Pick out each line of the records in which the word "grid" appears.

─── LISTING

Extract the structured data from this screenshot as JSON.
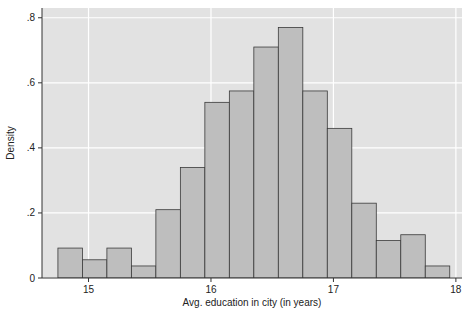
{
  "chart_data": {
    "type": "histogram",
    "x_label": "Avg. education in city (in years)",
    "y_label": "Density",
    "bins": [
      14.75,
      14.95,
      15.15,
      15.35,
      15.55,
      15.75,
      15.95,
      16.15,
      16.35,
      16.55,
      16.75,
      16.95,
      17.15,
      17.35,
      17.55,
      17.75,
      17.95
    ],
    "values": [
      0.092,
      0.056,
      0.092,
      0.037,
      0.21,
      0.34,
      0.54,
      0.575,
      0.71,
      0.77,
      0.575,
      0.46,
      0.23,
      0.115,
      0.133,
      0.037
    ],
    "color": "#bebebe",
    "xlim": [
      14.62,
      18.05
    ],
    "xticks": [
      15,
      16,
      17,
      18
    ],
    "ylim": [
      0,
      0.83
    ],
    "yticks": [
      0,
      {
        "value": 0.2,
        "label": ".2"
      },
      {
        "value": 0.4,
        "label": ".4"
      },
      {
        "value": 0.6,
        "label": ".6"
      },
      {
        "value": 0.8,
        "label": ".8"
      }
    ],
    "grid": true
  }
}
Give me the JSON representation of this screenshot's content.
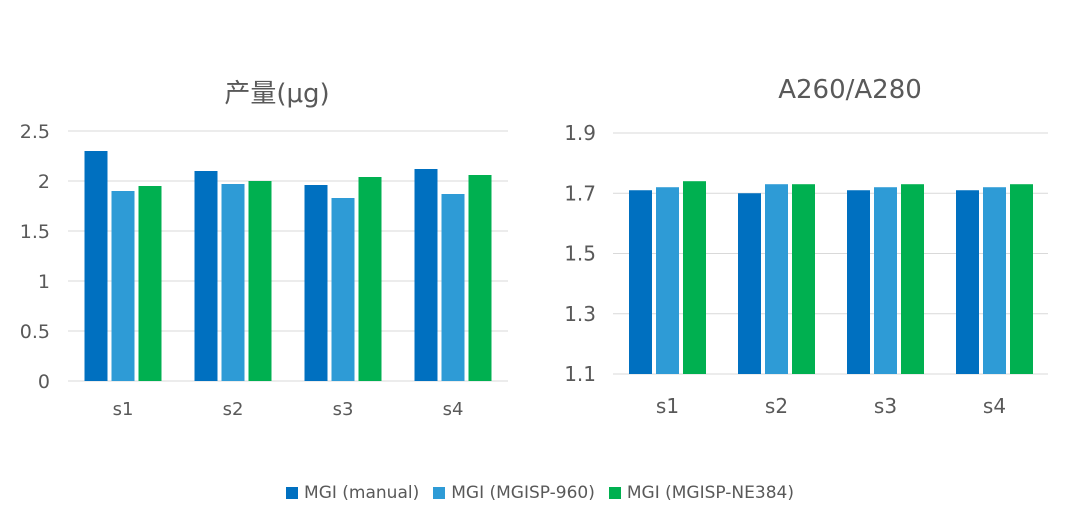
{
  "colors": {
    "series_manual": "#0070C0",
    "series_960": "#2E9BD6",
    "series_ne384": "#00B050",
    "grid": "#D9D9D9",
    "text": "#595959"
  },
  "chart_data": [
    {
      "type": "bar",
      "title": "产量(μg)",
      "categories": [
        "s1",
        "s2",
        "s3",
        "s4"
      ],
      "ylim": [
        0,
        2.5
      ],
      "yticks": [
        "2.5",
        "2",
        "1.5",
        "1",
        "0.5",
        "0"
      ],
      "grid": true,
      "series": [
        {
          "name": "MGI (manual)",
          "values": [
            2.3,
            2.1,
            1.96,
            2.12
          ]
        },
        {
          "name": "MGI (MGISP-960)",
          "values": [
            1.9,
            1.97,
            1.83,
            1.87
          ]
        },
        {
          "name": "MGI (MGISP-NE384)",
          "values": [
            1.95,
            2.0,
            2.04,
            2.06
          ]
        }
      ]
    },
    {
      "type": "bar",
      "title": "A260/A280",
      "categories": [
        "s1",
        "s2",
        "s3",
        "s4"
      ],
      "ylim": [
        1.1,
        1.9
      ],
      "yticks": [
        "1.9",
        "1.7",
        "1.5",
        "1.3",
        "1.1"
      ],
      "grid": true,
      "series": [
        {
          "name": "MGI (manual)",
          "values": [
            1.71,
            1.7,
            1.71,
            1.71
          ]
        },
        {
          "name": "MGI (MGISP-960)",
          "values": [
            1.72,
            1.73,
            1.72,
            1.72
          ]
        },
        {
          "name": "MGI (MGISP-NE384)",
          "values": [
            1.74,
            1.73,
            1.73,
            1.73
          ]
        }
      ]
    }
  ],
  "legend": {
    "position": "bottom",
    "items": [
      "MGI (manual)",
      "MGI (MGISP-960)",
      "MGI (MGISP-NE384)"
    ]
  }
}
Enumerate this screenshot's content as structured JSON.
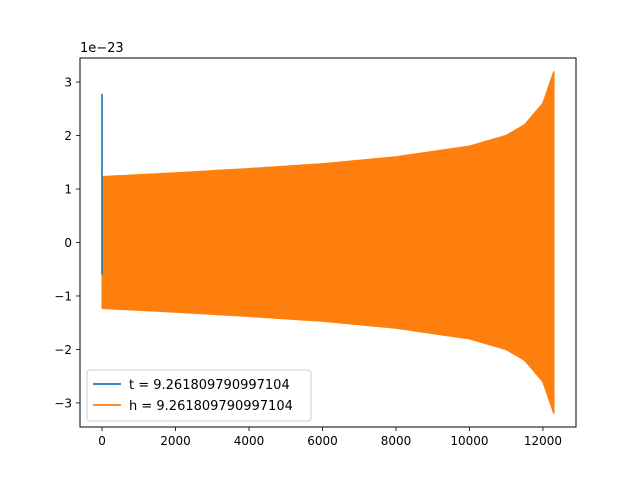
{
  "chart_data": {
    "type": "line",
    "title": "",
    "xlabel": "",
    "ylabel": "",
    "y_offset_label": "1e−23",
    "y_scale_exponent": -23,
    "xlim": [
      -600,
      12900
    ],
    "ylim": [
      -3.45,
      3.45
    ],
    "x_ticks": [
      0,
      2000,
      4000,
      6000,
      8000,
      10000,
      12000
    ],
    "x_tick_labels": [
      "0",
      "2000",
      "4000",
      "6000",
      "8000",
      "10000",
      "12000"
    ],
    "y_ticks": [
      -3,
      -2,
      -1,
      0,
      1,
      2,
      3
    ],
    "y_tick_labels": [
      "−3",
      "−2",
      "−1",
      "0",
      "1",
      "2",
      "3"
    ],
    "grid": false,
    "legend_position": "lower-left",
    "series": [
      {
        "name": "t = 9.261809790997104",
        "color": "#1f77b4",
        "kind": "spike",
        "x": [
          0,
          0,
          0,
          0
        ],
        "y": [
          0.3,
          2.78,
          -0.6,
          1.2
        ]
      },
      {
        "name": "h = 9.261809790997104",
        "color": "#ff7f0e",
        "kind": "chirp-envelope",
        "x_start": 0,
        "x_end": 12300,
        "envelope_x": [
          0,
          2000,
          4000,
          6000,
          8000,
          10000,
          11000,
          11500,
          12000,
          12200,
          12300
        ],
        "envelope_upper": [
          1.23,
          1.3,
          1.38,
          1.47,
          1.6,
          1.8,
          2.0,
          2.2,
          2.6,
          3.0,
          3.2
        ],
        "envelope_lower": [
          -1.23,
          -1.3,
          -1.38,
          -1.47,
          -1.6,
          -1.8,
          -2.0,
          -2.2,
          -2.6,
          -3.0,
          -3.2
        ]
      }
    ]
  }
}
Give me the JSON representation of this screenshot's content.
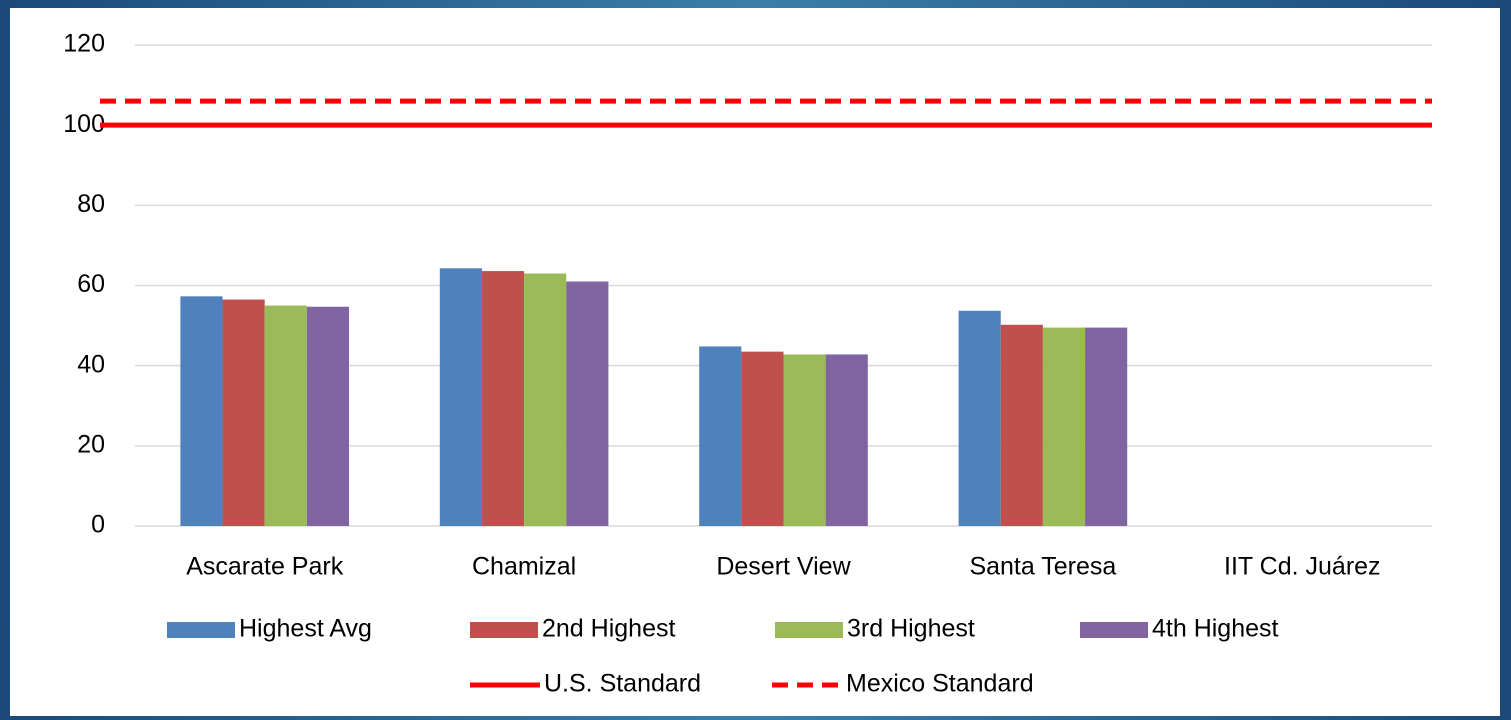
{
  "chart_data": {
    "type": "bar",
    "categories": [
      "Ascarate Park",
      "Chamizal",
      "Desert View",
      "Santa Teresa",
      "IIT Cd. Juárez"
    ],
    "series": [
      {
        "name": "Highest Avg",
        "color": "#4f81bd",
        "values": [
          57.3,
          64.3,
          44.8,
          53.7,
          null
        ]
      },
      {
        "name": "2nd Highest",
        "color": "#c0504d",
        "values": [
          56.5,
          63.6,
          43.5,
          50.2,
          null
        ]
      },
      {
        "name": "3rd Highest",
        "color": "#9bbb59",
        "values": [
          55,
          63,
          42.8,
          49.5,
          null
        ]
      },
      {
        "name": "4th Highest",
        "color": "#8064a2",
        "values": [
          54.7,
          61,
          42.8,
          49.5,
          null
        ]
      }
    ],
    "reference_lines": [
      {
        "name": "U.S. Standard",
        "value": 100,
        "color": "#ff0000",
        "style": "solid"
      },
      {
        "name": "Mexico Standard",
        "value": 106,
        "color": "#ff0000",
        "style": "dashed"
      }
    ],
    "ylim": [
      0,
      120
    ],
    "yticks": [
      0,
      20,
      40,
      60,
      80,
      100,
      120
    ],
    "grid": true
  }
}
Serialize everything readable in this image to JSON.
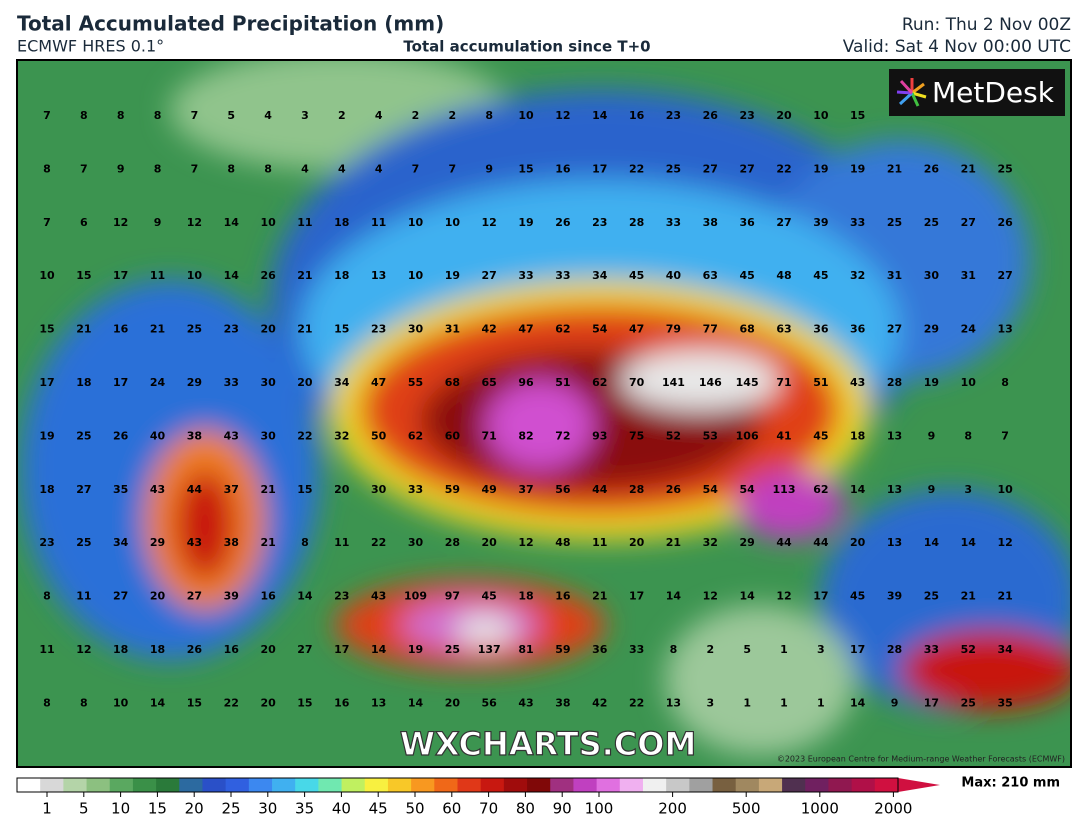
{
  "header": {
    "title": "Total Accumulated Precipitation (mm)",
    "model": "ECMWF HRES 0.1°",
    "subtitle": "Total accumulation since T+0",
    "run": "Run: Thu 2 Nov 00Z",
    "valid": "Valid: Sat 4 Nov 00:00 UTC"
  },
  "map": {
    "logo": "MetDesk",
    "watermark": "WXCHARTS.COM",
    "copyright": "©2023 European Centre for Medium-range Weather Forecasts (ECMWF)",
    "grid": [
      [
        7,
        8,
        8,
        8,
        7,
        5,
        4,
        3,
        2,
        4,
        2,
        2,
        8,
        10,
        12,
        14,
        16,
        23,
        26,
        23,
        20,
        10,
        15,
        null,
        null,
        null,
        null
      ],
      [
        8,
        7,
        9,
        8,
        7,
        8,
        8,
        4,
        4,
        4,
        7,
        7,
        9,
        15,
        16,
        17,
        22,
        25,
        27,
        27,
        22,
        19,
        19,
        21,
        26,
        21,
        25
      ],
      [
        7,
        6,
        12,
        9,
        12,
        14,
        10,
        11,
        18,
        11,
        10,
        10,
        12,
        19,
        26,
        23,
        28,
        33,
        38,
        36,
        27,
        39,
        33,
        25,
        25,
        27,
        26
      ],
      [
        10,
        15,
        17,
        11,
        10,
        14,
        26,
        21,
        18,
        13,
        10,
        19,
        27,
        33,
        33,
        34,
        45,
        40,
        63,
        45,
        48,
        45,
        32,
        31,
        30,
        31,
        27
      ],
      [
        15,
        21,
        16,
        21,
        25,
        23,
        20,
        21,
        15,
        23,
        30,
        31,
        42,
        47,
        62,
        54,
        47,
        79,
        77,
        68,
        63,
        36,
        36,
        27,
        29,
        24,
        13
      ],
      [
        17,
        18,
        17,
        24,
        29,
        33,
        30,
        20,
        34,
        47,
        55,
        68,
        65,
        96,
        51,
        62,
        70,
        141,
        146,
        145,
        71,
        51,
        43,
        28,
        19,
        10,
        8
      ],
      [
        19,
        25,
        26,
        40,
        38,
        43,
        30,
        22,
        32,
        50,
        62,
        60,
        71,
        82,
        72,
        93,
        75,
        52,
        53,
        106,
        41,
        45,
        18,
        13,
        9,
        8,
        7
      ],
      [
        18,
        27,
        35,
        43,
        44,
        37,
        21,
        15,
        20,
        30,
        33,
        59,
        49,
        37,
        56,
        44,
        28,
        26,
        54,
        54,
        113,
        62,
        14,
        13,
        9,
        3,
        10
      ],
      [
        23,
        25,
        34,
        29,
        43,
        38,
        21,
        8,
        11,
        22,
        30,
        28,
        20,
        12,
        48,
        11,
        20,
        21,
        32,
        29,
        44,
        44,
        20,
        13,
        14,
        14,
        12
      ],
      [
        8,
        11,
        27,
        20,
        27,
        39,
        16,
        14,
        23,
        43,
        109,
        97,
        45,
        18,
        16,
        21,
        17,
        14,
        12,
        14,
        12,
        17,
        45,
        39,
        25,
        21,
        21
      ],
      [
        11,
        12,
        18,
        18,
        26,
        16,
        20,
        27,
        17,
        14,
        19,
        25,
        137,
        81,
        59,
        36,
        33,
        8,
        2,
        5,
        1,
        3,
        17,
        28,
        33,
        52,
        34
      ],
      [
        8,
        8,
        10,
        14,
        15,
        22,
        20,
        15,
        16,
        13,
        14,
        20,
        56,
        43,
        38,
        42,
        22,
        13,
        3,
        1,
        1,
        1,
        14,
        9,
        17,
        25,
        35
      ]
    ]
  },
  "colorbar": {
    "ticks": [
      1,
      5,
      10,
      15,
      20,
      25,
      30,
      35,
      40,
      45,
      50,
      60,
      70,
      80,
      90,
      100,
      200,
      500,
      1000,
      2000
    ],
    "max": "Max: 210 mm",
    "colors": [
      "#ffffff",
      "#d8d8d8",
      "#b4d4a8",
      "#8cc080",
      "#5aa860",
      "#3a9048",
      "#2a7a3a",
      "#2c6aa0",
      "#2a50c8",
      "#3060e0",
      "#3c88f0",
      "#40b0f0",
      "#48d8e8",
      "#70e8b0",
      "#c0f060",
      "#f8f040",
      "#f8c828",
      "#f89820",
      "#f06818",
      "#e03818",
      "#c81810",
      "#a00c0c",
      "#800808",
      "#a03080",
      "#c040c0",
      "#e070e0",
      "#f0b0f0",
      "#f0f0f0",
      "#c8c8c8",
      "#a0a0a0",
      "#786040",
      "#a08860",
      "#c8a878",
      "#503050",
      "#702060",
      "#901850",
      "#b01048",
      "#d01040"
    ]
  }
}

──────

TASK RESPONSE:
    "grid": true
    "grid": "#D9D9D9",
      "grid": true,
      "grid": true,
    "grid": false,
    "grid": true
    "grid": [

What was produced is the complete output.